-- START MATERIAL SUPPLIED --

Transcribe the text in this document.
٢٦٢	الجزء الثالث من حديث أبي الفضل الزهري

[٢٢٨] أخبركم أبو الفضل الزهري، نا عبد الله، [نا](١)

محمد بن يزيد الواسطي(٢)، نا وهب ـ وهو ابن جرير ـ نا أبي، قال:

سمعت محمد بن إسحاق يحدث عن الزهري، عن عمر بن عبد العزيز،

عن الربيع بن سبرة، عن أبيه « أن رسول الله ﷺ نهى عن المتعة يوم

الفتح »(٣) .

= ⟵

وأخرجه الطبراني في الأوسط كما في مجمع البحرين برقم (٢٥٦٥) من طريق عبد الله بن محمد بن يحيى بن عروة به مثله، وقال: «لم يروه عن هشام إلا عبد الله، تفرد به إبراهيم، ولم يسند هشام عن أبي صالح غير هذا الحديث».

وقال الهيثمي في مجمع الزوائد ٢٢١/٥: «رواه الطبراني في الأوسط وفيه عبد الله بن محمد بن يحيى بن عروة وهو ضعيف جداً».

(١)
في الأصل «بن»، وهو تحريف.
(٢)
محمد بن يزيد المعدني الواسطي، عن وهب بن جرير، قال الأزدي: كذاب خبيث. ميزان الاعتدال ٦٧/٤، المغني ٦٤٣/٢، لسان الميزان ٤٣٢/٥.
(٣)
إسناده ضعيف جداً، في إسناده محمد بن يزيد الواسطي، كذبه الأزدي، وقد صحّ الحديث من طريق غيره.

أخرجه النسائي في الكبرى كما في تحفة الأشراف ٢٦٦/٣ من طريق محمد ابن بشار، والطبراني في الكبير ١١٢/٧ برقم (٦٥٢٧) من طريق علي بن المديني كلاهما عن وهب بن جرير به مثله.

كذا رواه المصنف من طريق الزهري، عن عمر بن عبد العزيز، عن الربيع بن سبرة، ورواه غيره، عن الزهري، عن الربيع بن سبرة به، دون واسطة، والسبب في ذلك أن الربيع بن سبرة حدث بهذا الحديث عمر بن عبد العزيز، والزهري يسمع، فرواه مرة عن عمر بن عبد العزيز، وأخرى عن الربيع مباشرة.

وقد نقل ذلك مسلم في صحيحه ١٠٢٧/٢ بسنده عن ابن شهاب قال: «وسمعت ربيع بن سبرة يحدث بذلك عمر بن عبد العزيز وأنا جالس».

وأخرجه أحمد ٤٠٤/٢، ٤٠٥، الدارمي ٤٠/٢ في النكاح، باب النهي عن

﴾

-- END MATERIAL SUPPLIED --
-- START MATERIAL SUPPLIED --

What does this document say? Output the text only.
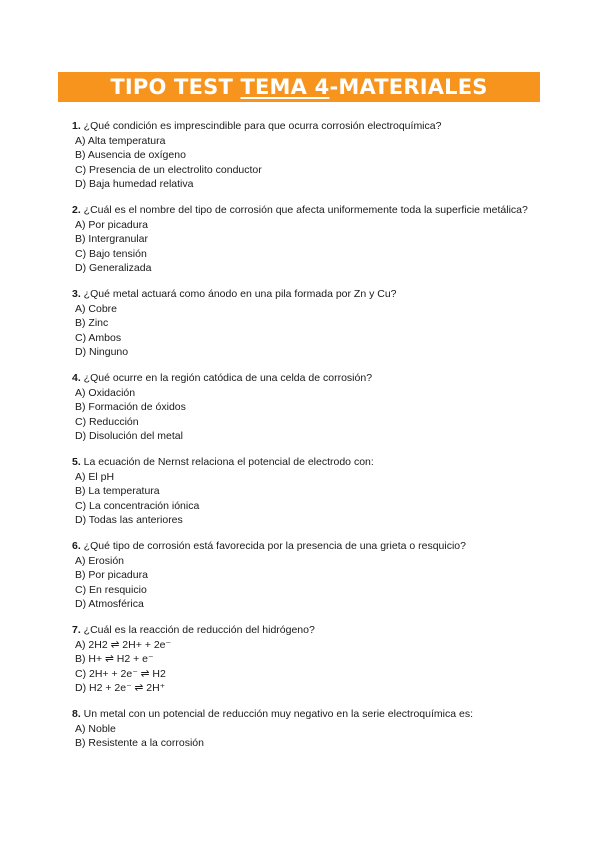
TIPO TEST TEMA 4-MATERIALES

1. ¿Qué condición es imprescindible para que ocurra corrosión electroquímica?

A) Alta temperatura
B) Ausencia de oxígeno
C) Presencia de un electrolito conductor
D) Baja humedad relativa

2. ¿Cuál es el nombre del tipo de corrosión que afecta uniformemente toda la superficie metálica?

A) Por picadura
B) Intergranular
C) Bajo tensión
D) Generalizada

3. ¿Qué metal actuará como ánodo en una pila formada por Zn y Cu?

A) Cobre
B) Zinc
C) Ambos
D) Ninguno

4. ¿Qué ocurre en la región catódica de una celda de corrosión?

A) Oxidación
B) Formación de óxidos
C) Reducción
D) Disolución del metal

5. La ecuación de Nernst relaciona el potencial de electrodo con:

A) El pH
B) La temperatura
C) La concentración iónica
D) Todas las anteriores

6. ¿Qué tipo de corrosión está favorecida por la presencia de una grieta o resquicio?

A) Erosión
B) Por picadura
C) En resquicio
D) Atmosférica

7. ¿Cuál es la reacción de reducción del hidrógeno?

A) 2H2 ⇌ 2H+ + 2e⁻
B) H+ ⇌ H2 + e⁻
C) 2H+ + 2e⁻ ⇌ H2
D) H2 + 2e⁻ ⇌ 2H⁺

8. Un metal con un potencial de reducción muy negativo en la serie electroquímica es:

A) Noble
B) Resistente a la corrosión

-- END MATERIAL SUPPLIED --
-- START MATERIAL SUPPLIED --

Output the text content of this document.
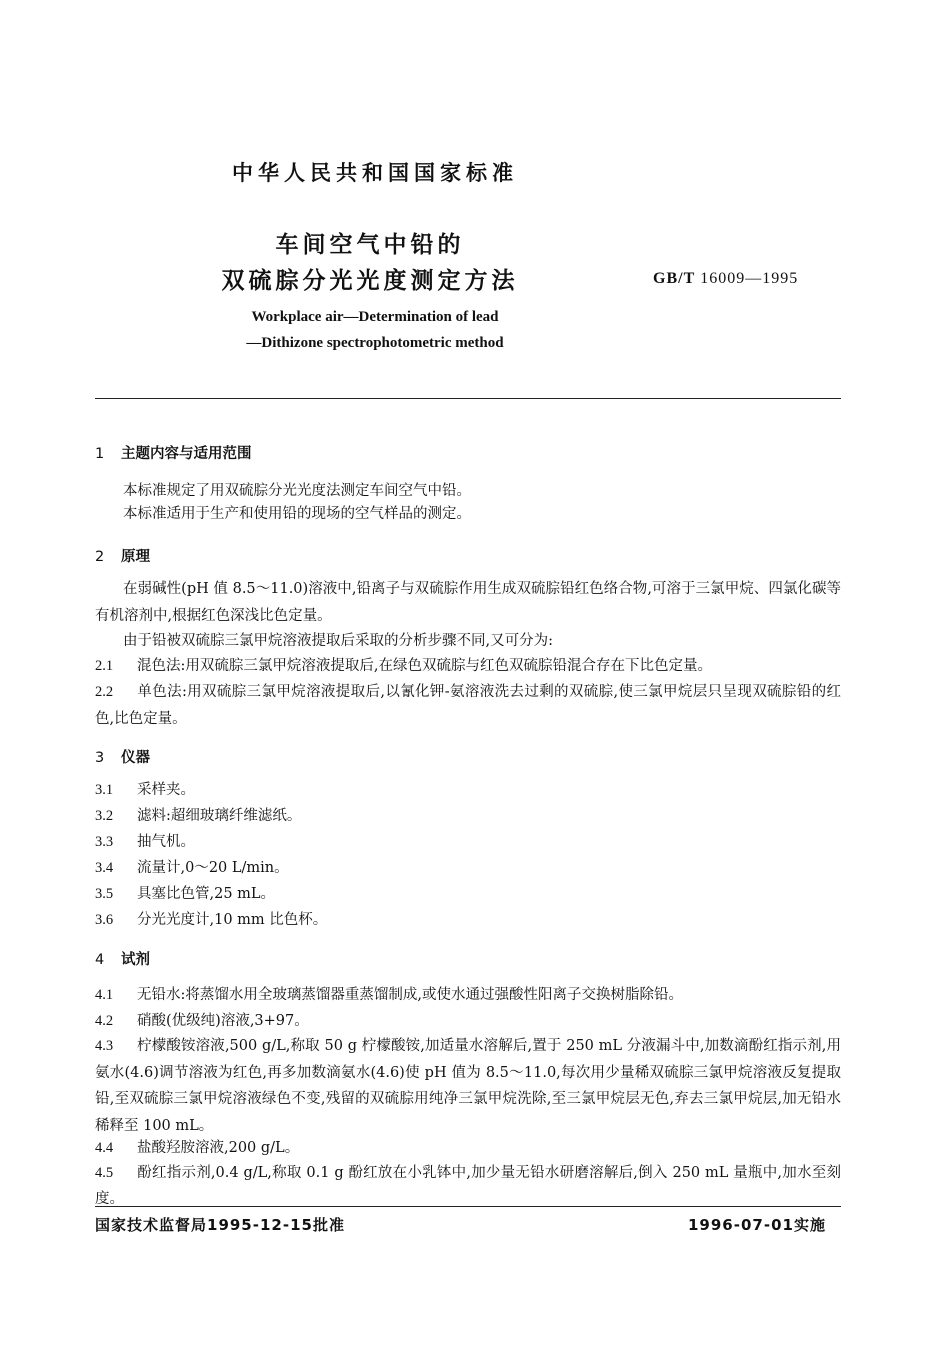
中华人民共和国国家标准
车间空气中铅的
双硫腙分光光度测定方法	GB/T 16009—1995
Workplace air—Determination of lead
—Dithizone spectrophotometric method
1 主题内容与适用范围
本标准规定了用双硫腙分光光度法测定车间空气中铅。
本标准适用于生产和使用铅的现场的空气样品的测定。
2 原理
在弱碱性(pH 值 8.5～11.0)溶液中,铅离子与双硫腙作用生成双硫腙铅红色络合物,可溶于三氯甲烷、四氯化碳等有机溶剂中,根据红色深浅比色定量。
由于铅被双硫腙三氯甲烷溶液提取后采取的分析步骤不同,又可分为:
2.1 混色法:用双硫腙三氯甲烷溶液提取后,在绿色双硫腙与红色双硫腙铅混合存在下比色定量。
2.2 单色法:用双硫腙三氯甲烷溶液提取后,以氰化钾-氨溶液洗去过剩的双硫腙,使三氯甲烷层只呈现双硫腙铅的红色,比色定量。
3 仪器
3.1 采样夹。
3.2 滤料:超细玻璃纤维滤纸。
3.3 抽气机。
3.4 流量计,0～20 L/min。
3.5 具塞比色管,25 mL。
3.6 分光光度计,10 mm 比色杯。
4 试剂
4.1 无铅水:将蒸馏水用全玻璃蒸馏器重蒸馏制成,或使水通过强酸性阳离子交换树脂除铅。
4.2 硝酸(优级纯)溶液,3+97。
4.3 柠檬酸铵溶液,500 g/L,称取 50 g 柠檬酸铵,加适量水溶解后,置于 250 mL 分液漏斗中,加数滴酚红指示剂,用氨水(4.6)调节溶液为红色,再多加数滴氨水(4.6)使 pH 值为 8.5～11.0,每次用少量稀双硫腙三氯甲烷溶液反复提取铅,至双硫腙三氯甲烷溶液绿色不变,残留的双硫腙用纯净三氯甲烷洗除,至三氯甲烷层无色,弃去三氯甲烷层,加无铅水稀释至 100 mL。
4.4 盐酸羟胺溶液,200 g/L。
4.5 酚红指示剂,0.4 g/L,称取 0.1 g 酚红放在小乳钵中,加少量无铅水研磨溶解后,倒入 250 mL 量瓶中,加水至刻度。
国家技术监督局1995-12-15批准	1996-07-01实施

-- END MATERIAL SUPPLIED --

• **EXERCISE TASK**:
Search the preceding listing for the word "text" and pull out every line that holds it.

• **ANSWER TO THE TASK**:
Transcribe the text in this document.
What does this document say? Output the text only.
Output the text content of this document.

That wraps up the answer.